### Requirement:
Read through the entries below and return each line with the word "color".

:: Data to process ::

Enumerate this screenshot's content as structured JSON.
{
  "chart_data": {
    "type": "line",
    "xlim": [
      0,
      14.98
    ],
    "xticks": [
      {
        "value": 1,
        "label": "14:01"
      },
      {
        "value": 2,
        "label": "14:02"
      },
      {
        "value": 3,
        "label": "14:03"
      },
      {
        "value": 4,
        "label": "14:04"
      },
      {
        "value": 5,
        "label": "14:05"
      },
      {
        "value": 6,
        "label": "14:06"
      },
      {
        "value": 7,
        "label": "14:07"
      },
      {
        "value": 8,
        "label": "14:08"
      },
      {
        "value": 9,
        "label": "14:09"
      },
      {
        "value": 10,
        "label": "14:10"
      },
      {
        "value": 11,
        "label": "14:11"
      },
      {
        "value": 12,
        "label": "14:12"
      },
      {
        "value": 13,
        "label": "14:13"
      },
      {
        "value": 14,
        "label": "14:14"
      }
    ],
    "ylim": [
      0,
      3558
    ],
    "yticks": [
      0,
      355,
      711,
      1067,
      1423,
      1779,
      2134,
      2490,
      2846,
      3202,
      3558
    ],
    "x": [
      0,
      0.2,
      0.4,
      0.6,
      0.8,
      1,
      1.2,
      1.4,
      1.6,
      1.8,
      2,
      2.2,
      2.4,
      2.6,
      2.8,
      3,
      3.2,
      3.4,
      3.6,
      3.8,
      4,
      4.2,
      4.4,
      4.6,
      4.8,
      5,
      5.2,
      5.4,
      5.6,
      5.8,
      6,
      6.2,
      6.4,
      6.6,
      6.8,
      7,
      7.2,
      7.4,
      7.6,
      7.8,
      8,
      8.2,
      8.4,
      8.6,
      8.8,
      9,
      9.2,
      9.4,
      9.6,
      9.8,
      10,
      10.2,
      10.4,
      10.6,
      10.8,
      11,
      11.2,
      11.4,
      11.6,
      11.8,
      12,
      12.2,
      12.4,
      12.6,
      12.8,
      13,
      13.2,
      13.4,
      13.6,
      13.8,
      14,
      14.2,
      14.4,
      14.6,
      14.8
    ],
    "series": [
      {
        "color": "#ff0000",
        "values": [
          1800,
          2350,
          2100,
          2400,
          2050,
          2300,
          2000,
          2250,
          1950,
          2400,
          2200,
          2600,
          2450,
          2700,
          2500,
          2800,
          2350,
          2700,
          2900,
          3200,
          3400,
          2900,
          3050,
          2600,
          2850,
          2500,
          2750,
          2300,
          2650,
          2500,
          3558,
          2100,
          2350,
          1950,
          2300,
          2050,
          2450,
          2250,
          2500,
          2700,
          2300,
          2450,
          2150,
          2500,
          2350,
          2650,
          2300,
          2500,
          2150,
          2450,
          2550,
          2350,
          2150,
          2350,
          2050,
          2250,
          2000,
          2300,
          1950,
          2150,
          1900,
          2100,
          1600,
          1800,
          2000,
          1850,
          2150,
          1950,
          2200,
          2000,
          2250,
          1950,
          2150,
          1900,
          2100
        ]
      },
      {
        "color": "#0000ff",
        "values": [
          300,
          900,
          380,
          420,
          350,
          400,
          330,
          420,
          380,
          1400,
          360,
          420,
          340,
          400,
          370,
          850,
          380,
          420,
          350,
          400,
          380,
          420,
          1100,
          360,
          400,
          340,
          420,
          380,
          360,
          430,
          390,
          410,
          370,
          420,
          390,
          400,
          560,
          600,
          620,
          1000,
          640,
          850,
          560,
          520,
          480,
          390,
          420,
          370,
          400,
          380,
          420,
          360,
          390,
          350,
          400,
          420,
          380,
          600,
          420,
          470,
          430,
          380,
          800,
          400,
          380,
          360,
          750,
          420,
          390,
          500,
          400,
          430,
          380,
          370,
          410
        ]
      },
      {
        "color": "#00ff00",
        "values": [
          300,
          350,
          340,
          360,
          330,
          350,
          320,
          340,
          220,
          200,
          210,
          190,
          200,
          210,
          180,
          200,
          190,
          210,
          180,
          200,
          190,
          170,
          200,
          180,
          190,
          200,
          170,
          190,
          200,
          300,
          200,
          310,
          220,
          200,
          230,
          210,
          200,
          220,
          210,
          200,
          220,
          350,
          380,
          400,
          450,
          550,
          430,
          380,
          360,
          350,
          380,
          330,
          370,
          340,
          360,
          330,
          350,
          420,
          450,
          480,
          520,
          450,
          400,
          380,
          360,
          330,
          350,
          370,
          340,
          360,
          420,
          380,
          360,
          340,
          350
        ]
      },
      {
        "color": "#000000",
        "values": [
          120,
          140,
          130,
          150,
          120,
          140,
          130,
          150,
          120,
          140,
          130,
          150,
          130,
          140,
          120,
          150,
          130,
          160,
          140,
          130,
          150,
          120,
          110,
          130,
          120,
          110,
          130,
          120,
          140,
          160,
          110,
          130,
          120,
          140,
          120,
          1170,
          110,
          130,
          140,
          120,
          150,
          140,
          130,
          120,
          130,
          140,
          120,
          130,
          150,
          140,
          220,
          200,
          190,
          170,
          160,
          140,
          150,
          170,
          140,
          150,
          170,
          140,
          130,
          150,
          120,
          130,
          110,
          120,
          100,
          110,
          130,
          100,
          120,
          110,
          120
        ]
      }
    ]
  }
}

:::

### Reply to the exercise:
        "color": "#ff0000",
        "color": "#0000ff",
        "color": "#00ff00",
        "color": "#000000",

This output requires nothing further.